> **Entries provided**:
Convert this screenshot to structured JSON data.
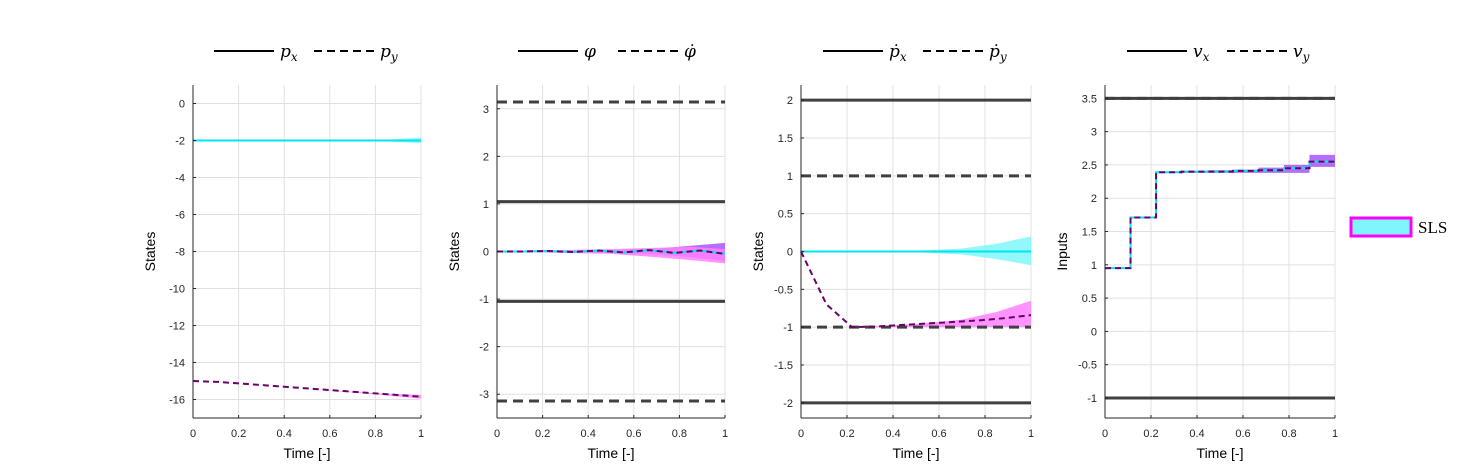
{
  "colors": {
    "bound": "#404040",
    "cyan": "#00E5EE",
    "cyan_band": "#7FF7FA",
    "magenta": "#FF00FF",
    "magenta_band": "#FF80FF",
    "purple_band": "#A855F7",
    "mean_line": "#6B006B",
    "grid": "#E0E0E0"
  },
  "figure_legend": {
    "label": "SLS"
  },
  "chart_data": [
    {
      "type": "line",
      "legend": [
        "p_x",
        "p_y"
      ],
      "xlabel": "Time [-]",
      "ylabel": "States",
      "xlim": [
        0,
        1
      ],
      "ylim": [
        -17,
        1
      ],
      "xticks": [
        "0",
        "0.2",
        "0.4",
        "0.6",
        "0.8",
        "1"
      ],
      "yticks": [
        {
          "v": 0,
          "t": "0"
        },
        {
          "v": -2,
          "t": "-2"
        },
        {
          "v": -4,
          "t": "-4"
        },
        {
          "v": -6,
          "t": "-6"
        },
        {
          "v": -8,
          "t": "-8"
        },
        {
          "v": -10,
          "t": "-10"
        },
        {
          "v": -12,
          "t": "-12"
        },
        {
          "v": -14,
          "t": "-14"
        },
        {
          "v": -16,
          "t": "-16"
        }
      ],
      "grid": true,
      "bounds": [],
      "bands": [
        {
          "color": "cyan_band",
          "x": [
            0,
            0.5,
            0.7,
            0.85,
            1
          ],
          "upper": [
            -2,
            -2,
            -1.98,
            -1.95,
            -1.85
          ],
          "lower": [
            -2,
            -2,
            -2.02,
            -2.05,
            -2.15
          ]
        },
        {
          "color": "magenta_band",
          "x": [
            0,
            0.5,
            0.8,
            1
          ],
          "upper": [
            -15,
            -15.42,
            -15.66,
            -15.75
          ],
          "lower": [
            -15,
            -15.42,
            -15.72,
            -15.95
          ]
        }
      ],
      "series": [
        {
          "name": "p_x",
          "dash": "solid",
          "color": "cyan",
          "x": [
            0,
            1
          ],
          "y": [
            -2,
            -2
          ]
        },
        {
          "name": "p_y",
          "dash": "dashed",
          "color": "mean_line",
          "x": [
            0,
            0.111,
            0.222,
            0.333,
            0.444,
            0.556,
            0.667,
            0.778,
            0.889,
            1
          ],
          "y": [
            -15.0,
            -15.05,
            -15.15,
            -15.25,
            -15.35,
            -15.45,
            -15.55,
            -15.65,
            -15.75,
            -15.85
          ]
        }
      ]
    },
    {
      "type": "line",
      "legend": [
        "φ",
        "φ̇"
      ],
      "xlabel": "Time [-]",
      "ylabel": "States",
      "xlim": [
        0,
        1
      ],
      "ylim": [
        -3.5,
        3.5
      ],
      "xticks": [
        "0",
        "0.2",
        "0.4",
        "0.6",
        "0.8",
        "1"
      ],
      "yticks": [
        {
          "v": 3,
          "t": "3"
        },
        {
          "v": 2,
          "t": "2"
        },
        {
          "v": 1,
          "t": "1"
        },
        {
          "v": 0,
          "t": "0"
        },
        {
          "v": -1,
          "t": "-1"
        },
        {
          "v": -2,
          "t": "-2"
        },
        {
          "v": -3,
          "t": "-3"
        }
      ],
      "grid": true,
      "bounds": [
        {
          "y": 3.1416,
          "dash": "dashed"
        },
        {
          "y": 1.0472,
          "dash": "solid"
        },
        {
          "y": -1.0472,
          "dash": "solid"
        },
        {
          "y": -3.1416,
          "dash": "dashed"
        }
      ],
      "bands": [
        {
          "color": "purple_band",
          "x": [
            0,
            0.5,
            0.7,
            0.85,
            1
          ],
          "upper": [
            0,
            0.03,
            0.06,
            0.12,
            0.18
          ],
          "lower": [
            0,
            -0.03,
            -0.06,
            -0.12,
            -0.2
          ]
        },
        {
          "color": "magenta_band",
          "x": [
            0,
            0.5,
            0.7,
            0.85,
            1
          ],
          "upper": [
            0,
            0.05,
            0.08,
            0.1,
            0.05
          ],
          "lower": [
            0,
            -0.05,
            -0.12,
            -0.18,
            -0.25
          ]
        }
      ],
      "series": [
        {
          "name": "φ",
          "dash": "solid",
          "color": "cyan",
          "x": [
            0,
            0.111,
            0.222,
            0.333,
            0.444,
            0.556,
            0.667,
            0.778,
            0.889,
            1
          ],
          "y": [
            0,
            0,
            0.01,
            -0.01,
            0.02,
            -0.02,
            0.03,
            -0.03,
            0.02,
            -0.05
          ]
        },
        {
          "name": "φ̇",
          "dash": "dashed",
          "color": "mean_line",
          "x": [
            0,
            0.111,
            0.222,
            0.333,
            0.444,
            0.556,
            0.667,
            0.778,
            0.889,
            1
          ],
          "y": [
            0,
            0,
            0.01,
            -0.01,
            0.02,
            -0.02,
            0.03,
            -0.03,
            0.02,
            -0.05
          ]
        }
      ]
    },
    {
      "type": "line",
      "legend": [
        "ṗ_x",
        "ṗ_y"
      ],
      "xlabel": "Time [-]",
      "ylabel": "States",
      "xlim": [
        0,
        1
      ],
      "ylim": [
        -2.2,
        2.2
      ],
      "xticks": [
        "0",
        "0.2",
        "0.4",
        "0.6",
        "0.8",
        "1"
      ],
      "yticks": [
        {
          "v": 2,
          "t": "2"
        },
        {
          "v": 1.5,
          "t": "1.5"
        },
        {
          "v": 1,
          "t": "1"
        },
        {
          "v": 0.5,
          "t": "0.5"
        },
        {
          "v": 0,
          "t": "0"
        },
        {
          "v": -0.5,
          "t": "-0.5"
        },
        {
          "v": -1,
          "t": "-1"
        },
        {
          "v": -1.5,
          "t": "-1.5"
        },
        {
          "v": -2,
          "t": "-2"
        }
      ],
      "grid": true,
      "bounds": [
        {
          "y": 2,
          "dash": "solid"
        },
        {
          "y": 1,
          "dash": "dashed"
        },
        {
          "y": -1,
          "dash": "dashed"
        },
        {
          "y": -2,
          "dash": "solid"
        }
      ],
      "bands": [
        {
          "color": "cyan_band",
          "x": [
            0,
            0.5,
            0.7,
            0.85,
            1
          ],
          "upper": [
            0,
            0.01,
            0.04,
            0.1,
            0.2
          ],
          "lower": [
            0,
            -0.01,
            -0.04,
            -0.1,
            -0.18
          ]
        },
        {
          "color": "magenta_band",
          "x": [
            0,
            0.111,
            0.222,
            0.5,
            0.7,
            0.85,
            1
          ],
          "upper": [
            0,
            -0.7,
            -1.0,
            -0.96,
            -0.9,
            -0.8,
            -0.65
          ],
          "lower": [
            0,
            -0.7,
            -1.0,
            -1.0,
            -1.0,
            -1.0,
            -1.0
          ]
        }
      ],
      "series": [
        {
          "name": "ṗ_x",
          "dash": "solid",
          "color": "cyan",
          "x": [
            0,
            1
          ],
          "y": [
            0,
            0
          ]
        },
        {
          "name": "ṗ_y",
          "dash": "dashed",
          "color": "mean_line",
          "x": [
            0,
            0.111,
            0.222,
            0.333,
            0.444,
            0.556,
            0.667,
            0.778,
            0.889,
            1
          ],
          "y": [
            0,
            -0.7,
            -1.0,
            -0.99,
            -0.97,
            -0.95,
            -0.93,
            -0.91,
            -0.88,
            -0.84
          ]
        }
      ]
    },
    {
      "type": "line",
      "legend": [
        "v_x",
        "v_y"
      ],
      "xlabel": "Time [-]",
      "ylabel": "Inputs",
      "xlim": [
        0,
        1
      ],
      "ylim": [
        -1.3,
        3.7
      ],
      "xticks": [
        "0",
        "0.2",
        "0.4",
        "0.6",
        "0.8",
        "1"
      ],
      "yticks": [
        {
          "v": 3.5,
          "t": "3.5"
        },
        {
          "v": 3,
          "t": "3"
        },
        {
          "v": 2.5,
          "t": "2.5"
        },
        {
          "v": 2,
          "t": "2"
        },
        {
          "v": 1.5,
          "t": "1.5"
        },
        {
          "v": 1,
          "t": "1"
        },
        {
          "v": 0.5,
          "t": "0.5"
        },
        {
          "v": 0,
          "t": "0"
        },
        {
          "v": -0.5,
          "t": "-0.5"
        },
        {
          "v": -1,
          "t": "-1"
        }
      ],
      "grid": true,
      "bounds": [
        {
          "y": 3.5,
          "dash": "solid"
        },
        {
          "y": 3.5,
          "dash": "dashed"
        },
        {
          "y": -1,
          "dash": "solid"
        },
        {
          "y": -1,
          "dash": "dashed"
        }
      ],
      "bands": [
        {
          "color": "purple_band",
          "step": true,
          "x": [
            0,
            0.111,
            0.222,
            0.333,
            0.444,
            0.556,
            0.667,
            0.778,
            0.889,
            1
          ],
          "upper": [
            0.95,
            1.71,
            2.4,
            2.41,
            2.42,
            2.43,
            2.46,
            2.5,
            2.65,
            2.65
          ],
          "lower": [
            0.95,
            1.71,
            2.39,
            2.38,
            2.38,
            2.38,
            2.38,
            2.38,
            2.47,
            2.47
          ]
        }
      ],
      "series": [
        {
          "name": "v_x",
          "dash": "solid",
          "step": true,
          "color": "cyan",
          "x": [
            0,
            0.111,
            0.222,
            0.333,
            0.444,
            0.556,
            0.667,
            0.778,
            0.889,
            1
          ],
          "y": [
            0.95,
            1.71,
            2.39,
            2.4,
            2.4,
            2.41,
            2.42,
            2.45,
            2.55,
            2.55
          ]
        },
        {
          "name": "v_y",
          "dash": "dashed",
          "step": true,
          "color": "mean_line",
          "x": [
            0,
            0.111,
            0.222,
            0.333,
            0.444,
            0.556,
            0.667,
            0.778,
            0.889,
            1
          ],
          "y": [
            0.95,
            1.71,
            2.39,
            2.4,
            2.4,
            2.41,
            2.42,
            2.45,
            2.55,
            2.55
          ]
        }
      ]
    }
  ]
}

> **Short task**: Of the lines in the data, how many hold the string "name"? State the number, nothing else.

> **Solution below**: 8